Given instruction: Print the listing below verbatim, line by line, omitting the picture.

[Element location listing]
■ ■ ■ ■ ■
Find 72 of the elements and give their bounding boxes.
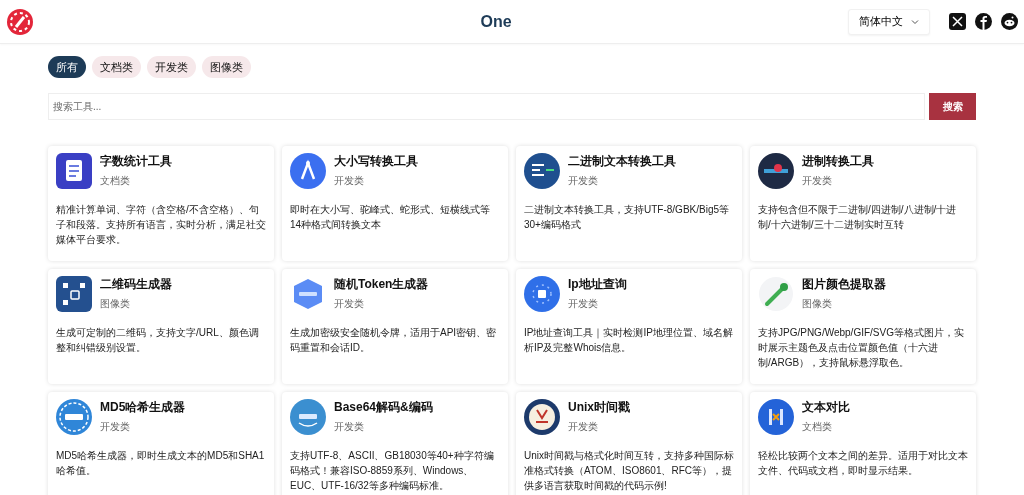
tool-name: 二维码生成器 [100,276,172,292]
category-tab[interactable]: 开发类 [147,56,196,78]
tool-card[interactable]: Base64解码&编码 开发类 支持UTF-8、ASCII、GB18030等40+种字符编码格式！兼容ISO-8859系列、Windows、EUC、UTF-16/32等多种编码标准。 [282,392,508,495]
tool-name: 二进制文本转换工具 [568,153,676,169]
tool-description: 支持JPG/PNG/Webp/GIF/SVG等格式图片，实时展示主题色及点击位置颜色值（十六进制/ARGB），支持鼠标悬浮取色。 [758,326,965,370]
tool-name: 字数统计工具 [100,153,172,169]
tool-icon [290,153,326,189]
tool-name: 大小写转换工具 [334,153,418,169]
tool-card[interactable]: 大小写转换工具 开发类 即时在大小写、驼峰式、蛇形式、短横线式等14种格式间转换文本 [282,146,508,261]
tool-category: 开发类 [334,297,365,311]
tool-category: 文档类 [100,174,131,188]
tool-icon [758,399,794,435]
tool-name: MD5哈希生成器 [100,399,186,415]
tool-card[interactable]: 二维码生成器 图像类 生成可定制的二维码，支持文字/URL、颜色调整和纠错级别设置。 [48,269,274,384]
chevron-down-icon [911,17,919,26]
tool-card[interactable]: 图片颜色提取器 图像类 支持JPG/PNG/Webp/GIF/SVG等格式图片，实时展示主题色及点击位置颜色值（十六进制/ARGB），支持鼠标悬浮取色。 [750,269,976,384]
tool-description: 支持包含但不限于二进制/四进制/八进制/十进制/十六进制/三十二进制实时互转 [758,203,958,232]
tool-name: 随机Token生成器 [334,276,429,292]
site-title: One [479,12,513,31]
category-tab[interactable]: 文档类 [92,56,141,78]
tool-category: 开发类 [568,297,599,311]
tool-description: 精准计算单词、字符（含空格/不含空格）、句子和段落。支持所有语言，实时分析，满足社交媒体平台要求。 [56,203,266,247]
tool-icon [56,399,92,435]
search-button[interactable]: 搜索 [929,93,976,120]
search-field[interactable]: 搜索工具... [48,93,925,120]
tool-icon [290,399,326,435]
tool-icon [56,153,92,189]
tool-name: Base64解码&编码 [334,399,433,415]
tool-category: 开发类 [100,420,131,434]
tool-name: Unix时间戳 [568,399,630,415]
tool-description: Unix时间戳与格式化时间互转，支持多种国际标准格式转换（ATOM、ISO8601、RFC等），提供多语言获取时间戳的代码示例! [524,449,734,493]
tool-card[interactable]: 随机Token生成器 开发类 生成加密级安全随机令牌，适用于API密钥、密码重置和会话ID。 [282,269,508,384]
tool-card[interactable]: 文本对比 文档类 轻松比较两个文本之间的差异。适用于对比文本文件、代码或文档，即时显示结果。 [750,392,976,495]
tool-card[interactable]: Ip地址查询 开发类 IP地址查询工具｜实时检测IP地理位置、域名解析IP及完整Whois信息。 [516,269,742,384]
tool-card[interactable]: MD5哈希生成器 开发类 MD5哈希生成器，即时生成文本的MD5和SHA1哈希值。 [48,392,274,495]
tool-description: 生成可定制的二维码，支持文字/URL、颜色调整和纠错级别设置。 [56,326,260,355]
tool-icon [524,276,560,312]
tool-description: 二进制文本转换工具，支持UTF-8/GBK/Big5等30+编码格式 [524,203,731,232]
tool-card[interactable]: 字数统计工具 文档类 精准计算单词、字符（含空格/不含空格）、句子和段落。支持所有语言，实时分析，满足社交媒体平台要求。 [48,146,274,261]
logo-icon[interactable] [6,7,34,36]
tool-description: 轻松比较两个文本之间的差异。适用于对比文本文件、代码或文档，即时显示结果。 [758,449,968,478]
tool-name: 进制转换工具 [802,153,874,169]
category-tab[interactable]: 图像类 [202,56,251,78]
reddit-icon[interactable] [1001,13,1018,30]
tool-category: 文档类 [802,420,833,434]
tool-card[interactable]: 进制转换工具 开发类 支持包含但不限于二进制/四进制/八进制/十进制/十六进制/三十二进制实时互转 [750,146,976,261]
tool-description: MD5哈希生成器，即时生成文本的MD5和SHA1哈希值。 [56,449,266,478]
tool-card[interactable]: 二进制文本转换工具 开发类 二进制文本转换工具，支持UTF-8/GBK/Big5等30+编码格式 [516,146,742,261]
tool-category: 图像类 [802,297,833,311]
tool-category: 开发类 [802,174,833,188]
tool-category: 开发类 [568,420,599,434]
tool-icon [524,153,560,189]
category-tab[interactable]: 所有 [48,56,86,78]
tool-category: 开发类 [334,174,365,188]
tool-name: Ip地址查询 [568,276,627,292]
tool-name: 图片颜色提取器 [802,276,886,292]
tool-description: 即时在大小写、驼峰式、蛇形式、短横线式等14种格式间转换文本 [290,203,491,232]
tool-card[interactable]: Unix时间戳 开发类 Unix时间戳与格式化时间互转，支持多种国际标准格式转换（ATOM、ISO8601、RFC等），提供多语言获取时间戳的代码示例! [516,392,742,495]
tool-icon [524,399,560,435]
tool-description: 生成加密级安全随机令牌，适用于API密钥、密码重置和会话ID。 [290,326,498,355]
tool-icon [56,276,92,312]
facebook-icon[interactable] [975,13,992,30]
tool-description: 支持UTF-8、ASCII、GB18030等40+种字符编码格式！兼容ISO-8859系列、Windows、EUC、UTF-16/32等多种编码标准。 [290,449,495,493]
x-icon[interactable] [949,13,966,30]
tool-name: 文本对比 [802,399,850,415]
tool-category: 开发类 [568,174,599,188]
tool-category: 图像类 [100,297,131,311]
tool-description: IP地址查询工具｜实时检测IP地理位置、域名解析IP及完整Whois信息。 [524,326,734,355]
tool-icon [758,276,794,312]
tool-category: 开发类 [334,420,365,434]
tool-icon [758,153,794,189]
language-select[interactable]: 简体中文 [848,8,930,35]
■ ■ ■ ■ ■
Finished exercise:
Find 72 of the elements and give their bounding boxes.
tool-name: 二维码生成器 [100,276,172,292]
category-tab[interactable]: 开发类 [147,56,196,78]
tool-card[interactable]: Base64解码&编码 开发类 支持UTF-8、ASCII、GB18030等40+种字符编码格式！兼容ISO-8859系列、Windows、EUC、UTF-16/32等多种编码标准。 [282,392,508,495]
tool-name: 二进制文本转换工具 [568,153,676,169]
tool-description: 支持JPG/PNG/Webp/GIF/SVG等格式图片，实时展示主题色及点击位置颜色值（十六进制/ARGB），支持鼠标悬浮取色。 [758,326,965,370]
tool-name: 字数统计工具 [100,153,172,169]
tool-icon [290,153,326,189]
tool-name: 大小写转换工具 [334,153,418,169]
tool-card[interactable]: 大小写转换工具 开发类 即时在大小写、驼峰式、蛇形式、短横线式等14种格式间转换文本 [282,146,508,261]
tool-category: 开发类 [334,297,365,311]
tool-category: 文档类 [100,174,131,188]
tool-icon [758,399,794,435]
tool-name: MD5哈希生成器 [100,399,186,415]
tool-card[interactable]: 二维码生成器 图像类 生成可定制的二维码，支持文字/URL、颜色调整和纠错级别设置。 [48,269,274,384]
chevron-down-icon [911,17,919,26]
tool-card[interactable]: 图片颜色提取器 图像类 支持JPG/PNG/Webp/GIF/SVG等格式图片，实时展示主题色及点击位置颜色值（十六进制/ARGB），支持鼠标悬浮取色。 [750,269,976,384]
tool-description: 支持包含但不限于二进制/四进制/八进制/十进制/十六进制/三十二进制实时互转 [758,203,958,232]
tool-name: 随机Token生成器 [334,276,429,292]
site-title: One [479,12,513,31]
category-tab[interactable]: 文档类 [92,56,141,78]
tool-category: 开发类 [568,297,599,311]
tool-description: 精准计算单词、字符（含空格/不含空格）、句子和段落。支持所有语言，实时分析，满足社交媒体平台要求。 [56,203,266,247]
tool-icon [56,399,92,435]
search-button[interactable]: 搜索 [929,93,976,120]
search-field[interactable]: 搜索工具... [48,93,925,120]
tool-icon [290,399,326,435]
tool-icon [56,153,92,189]
tool-name: Base64解码&编码 [334,399,433,415]
tool-category: 开发类 [100,420,131,434]
tool-name: Unix时间戳 [568,399,630,415]
tool-description: Unix时间戳与格式化时间互转，支持多种国际标准格式转换（ATOM、ISO8601、RFC等），提供多语言获取时间戳的代码示例! [524,449,734,493]
tool-card[interactable]: 随机Token生成器 开发类 生成加密级安全随机令牌，适用于API密钥、密码重置和会话ID。 [282,269,508,384]
tool-card[interactable]: 文本对比 文档类 轻松比较两个文本之间的差异。适用于对比文本文件、代码或文档，即时显示结果。 [750,392,976,495]
tool-card[interactable]: Ip地址查询 开发类 IP地址查询工具｜实时检测IP地理位置、域名解析IP及完整Whois信息。 [516,269,742,384]
tool-card[interactable]: MD5哈希生成器 开发类 MD5哈希生成器，即时生成文本的MD5和SHA1哈希值。 [48,392,274,495]
tool-description: 生成可定制的二维码，支持文字/URL、颜色调整和纠错级别设置。 [56,326,260,355]
tool-icon [524,276,560,312]
tool-description: 二进制文本转换工具，支持UTF-8/GBK/Big5等30+编码格式 [524,203,731,232]
tool-card[interactable]: 字数统计工具 文档类 精准计算单词、字符（含空格/不含空格）、句子和段落。支持所有语言，实时分析，满足社交媒体平台要求。 [48,146,274,261]
logo-icon[interactable] [6,7,34,36]
tool-description: 轻松比较两个文本之间的差异。适用于对比文本文件、代码或文档，即时显示结果。 [758,449,968,478]
tool-name: 进制转换工具 [802,153,874,169]
category-tab[interactable]: 图像类 [202,56,251,78]
reddit-icon[interactable] [1001,13,1018,30]
tool-category: 文档类 [802,420,833,434]
tool-card[interactable]: 进制转换工具 开发类 支持包含但不限于二进制/四进制/八进制/十进制/十六进制/三十二进制实时互转 [750,146,976,261]
tool-description: MD5哈希生成器，即时生成文本的MD5和SHA1哈希值。 [56,449,266,478]
tool-card[interactable]: 二进制文本转换工具 开发类 二进制文本转换工具，支持UTF-8/GBK/Big5等30+编码格式 [516,146,742,261]
tool-category: 图像类 [802,297,833,311]
tool-category: 开发类 [802,174,833,188]
tool-category: 开发类 [568,420,599,434]
tool-icon [524,153,560,189]
category-tab[interactable]: 所有 [48,56,86,78]
tool-category: 开发类 [334,174,365,188]
tool-name: Ip地址查询 [568,276,627,292]
tool-name: 图片颜色提取器 [802,276,886,292]
tool-description: 即时在大小写、驼峰式、蛇形式、短横线式等14种格式间转换文本 [290,203,491,232]
tool-card[interactable]: Unix时间戳 开发类 Unix时间戳与格式化时间互转，支持多种国际标准格式转换（ATOM、ISO8601、RFC等），提供多语言获取时间戳的代码示例! [516,392,742,495]
tool-icon [524,399,560,435]
tool-description: 生成加密级安全随机令牌，适用于API密钥、密码重置和会话ID。 [290,326,498,355]
tool-icon [56,276,92,312]
facebook-icon[interactable] [975,13,992,30]
tool-description: 支持UTF-8、ASCII、GB18030等40+种字符编码格式！兼容ISO-8859系列、Windows、EUC、UTF-16/32等多种编码标准。 [290,449,495,493]
x-icon[interactable] [949,13,966,30]
tool-name: 文本对比 [802,399,850,415]
tool-category: 开发类 [568,174,599,188]
tool-category: 图像类 [100,297,131,311]
tool-description: IP地址查询工具｜实时检测IP地理位置、域名解析IP及完整Whois信息。 [524,326,734,355]
tool-icon [758,276,794,312]
tool-category: 开发类 [334,420,365,434]
tool-icon [758,153,794,189]
language-select[interactable]: 简体中文 [848,8,930,35]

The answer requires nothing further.